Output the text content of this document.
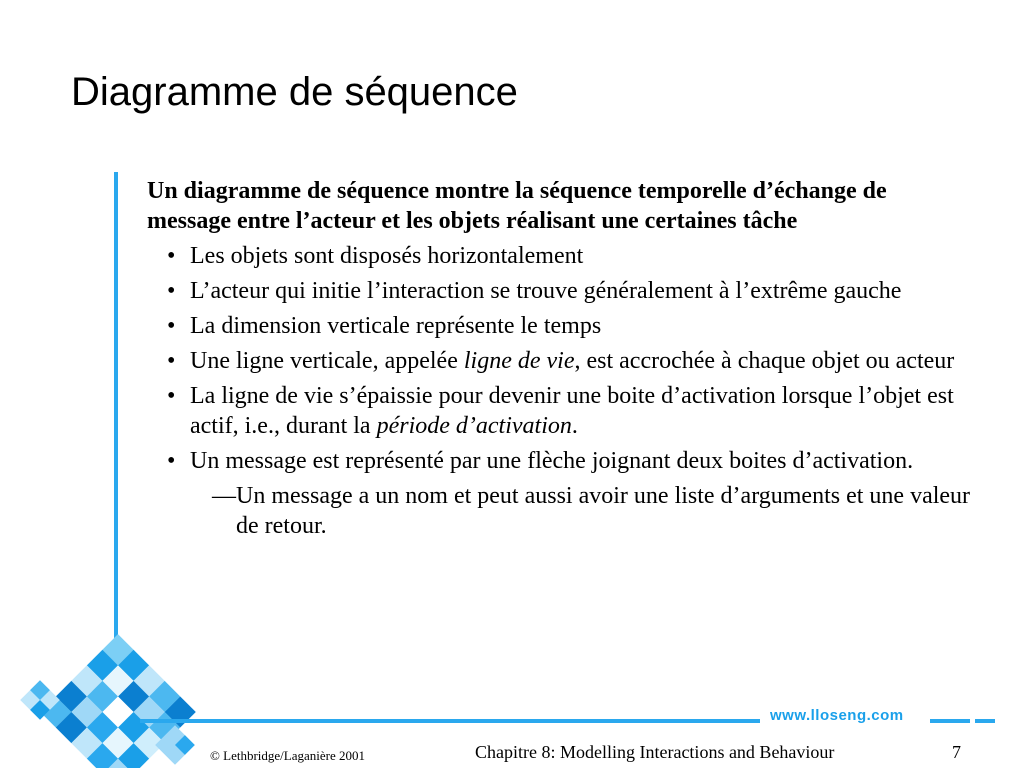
Diagramme de séquence
Un diagramme de séquence montre la séquence temporelle d’échange de message entre l’acteur et les objets réalisant une certaines tâche
• Les objets sont disposés horizontalement
• L’acteur qui initie l’interaction se trouve généralement à l’extrême gauche
• La dimension verticale représente le temps
• Une ligne verticale, appelée ligne de vie, est accrochée à chaque objet ou acteur
• La ligne de vie s’épaissie pour devenir une boite d’activation lorsque l’objet est actif, i.e., durant la période d’activation.
• Un message est représenté par une flèche joignant deux boites d’activation.
— Un message a un nom et peut aussi avoir une liste d’arguments et une valeur de retour.
www.lloseng.com
© Lethbridge/Laganière 2001	Chapitre 8: Modelling Interactions and Behaviour	7
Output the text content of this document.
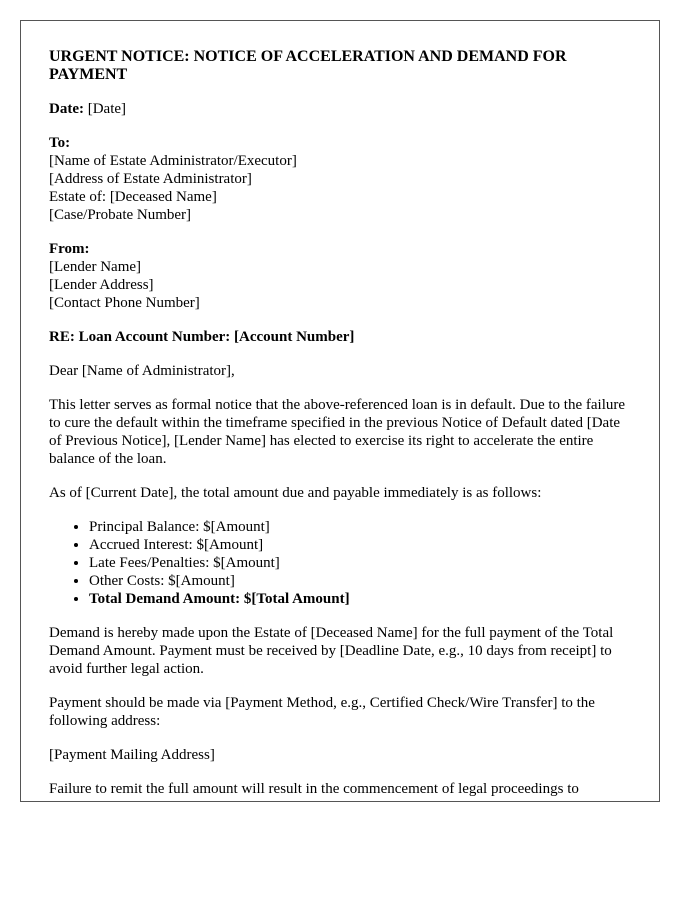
URGENT NOTICE: NOTICE OF ACCELERATION AND DEMAND FOR PAYMENT
Date: [Date]
To:
[Name of Estate Administrator/Executor]
[Address of Estate Administrator]
Estate of: [Deceased Name]
[Case/Probate Number]
From:
[Lender Name]
[Lender Address]
[Contact Phone Number]
RE: Loan Account Number: [Account Number]
Dear [Name of Administrator],
This letter serves as formal notice that the above-referenced loan is in default. Due to the failure to cure the default within the timeframe specified in the previous Notice of Default dated [Date of Previous Notice], [Lender Name] has elected to exercise its right to accelerate the entire balance of the loan.
As of [Current Date], the total amount due and payable immediately is as follows:
• Principal Balance: $[Amount]
• Accrued Interest: $[Amount]
• Late Fees/Penalties: $[Amount]
• Other Costs: $[Amount]
• Total Demand Amount: $[Total Amount]
Demand is hereby made upon the Estate of [Deceased Name] for the full payment of the Total Demand Amount. Payment must be received by [Deadline Date, e.g., 10 days from receipt] to avoid further legal action.
Payment should be made via [Payment Method, e.g., Certified Check/Wire Transfer] to the following address:
[Payment Mailing Address]
Failure to remit the full amount will result in the commencement of legal proceedings to
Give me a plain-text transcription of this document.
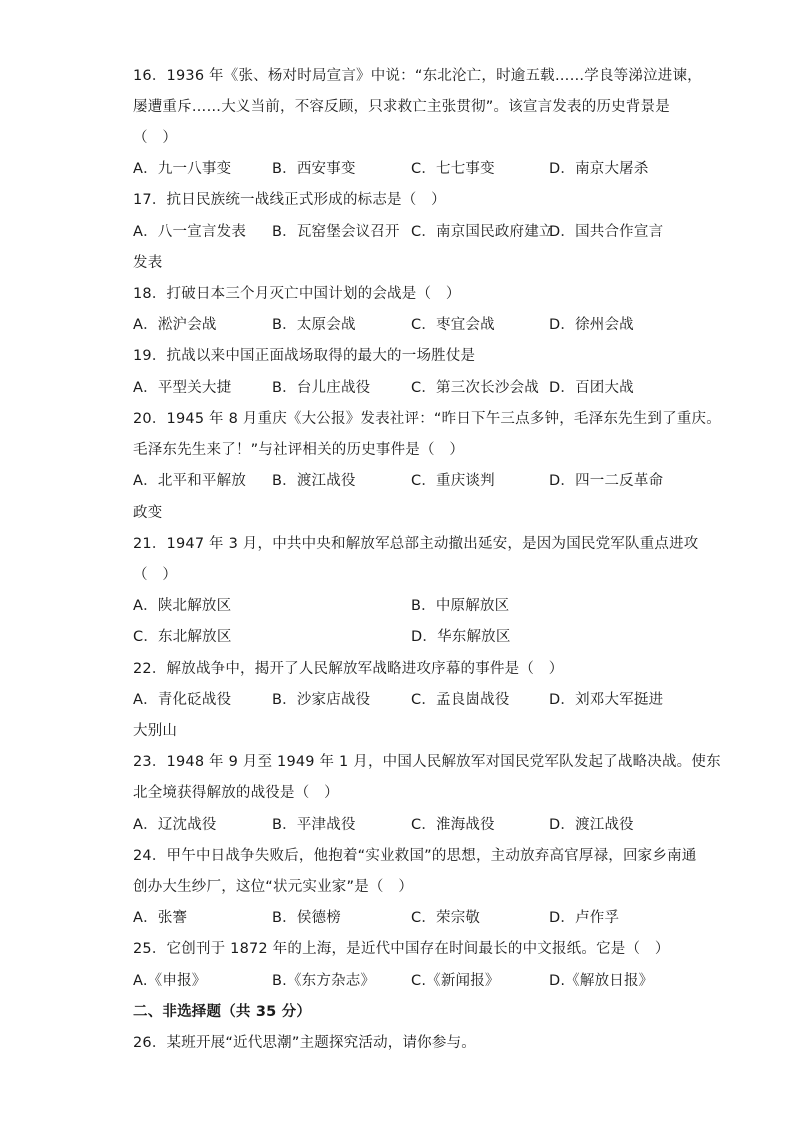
16．1936 年《张、杨对时局宣言》中说：“东北沦亡，时逾五载……学良等涕泣进谏，
屡遭重斥……大义当前，不容反顾，只求救亡主张贯彻”。该宣言发表的历史背景是
（　）
A．九一八事变	B．西安事变	C．七七事变	D．南京大屠杀
17．抗日民族统一战线正式形成的标志是（　）
A．八一宣言发表 B．瓦窑堡会议召开 C．南京国民政府建立
D．国共合作宣言
发表
18．打破日本三个月灭亡中国计划的会战是（　）
A．淞沪会战	B．太原会战	C．枣宜会战	D．徐州会战
19．抗战以来中国正面战场取得的最大的一场胜仗是
A．平型关大捷	B．台儿庄战役	C．第三次长沙会战 D．百团大战
20．1945 年 8 月重庆《大公报》发表社评：“昨日下午三点多钟，毛泽东先生到了重庆。
毛泽东先生来了！”与社评相关的历史事件是（　）
A．北平和平解放 B．渡江战役	C．重庆谈判	D．四一二反革命
政变
21．1947 年 3 月，中共中央和解放军总部主动撤出延安，是因为国民党军队重点进攻
（　）
A．陕北解放区	B．中原解放区
C．东北解放区	D．华东解放区
22．解放战争中，揭开了人民解放军战略进攻序幕的事件是（　）
A．青化砭战役	B．沙家店战役	C．孟良崮战役	D．刘邓大军挺进
大别山
23．1948 年 9 月至 1949 年 1 月，中国人民解放军对国民党军队发起了战略决战。使东
北全境获得解放的战役是（　）
A．辽沈战役	B．平津战役	C．淮海战役	D．渡江战役
24．甲午中日战争失败后，他抱着“实业救国”的思想，主动放弃高官厚禄，回家乡南通
创办大生纱厂，这位“状元实业家”是（　）
A．张謇	B．侯德榜	C．荣宗敬	D．卢作孚
25．它创刊于 1872 年的上海，是近代中国存在时间最长的中文报纸。它是（　）
A.《申报》	B.《东方杂志》 C.《新闻报》	D.《解放日报》
二、非选择题（共 35 分）
26．某班开展“近代思潮”主题探究活动，请你参与。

+---+

**Exercise description:** In the records above, how many lines include "made"? Give that number and nothing more.

**Written solution:** 2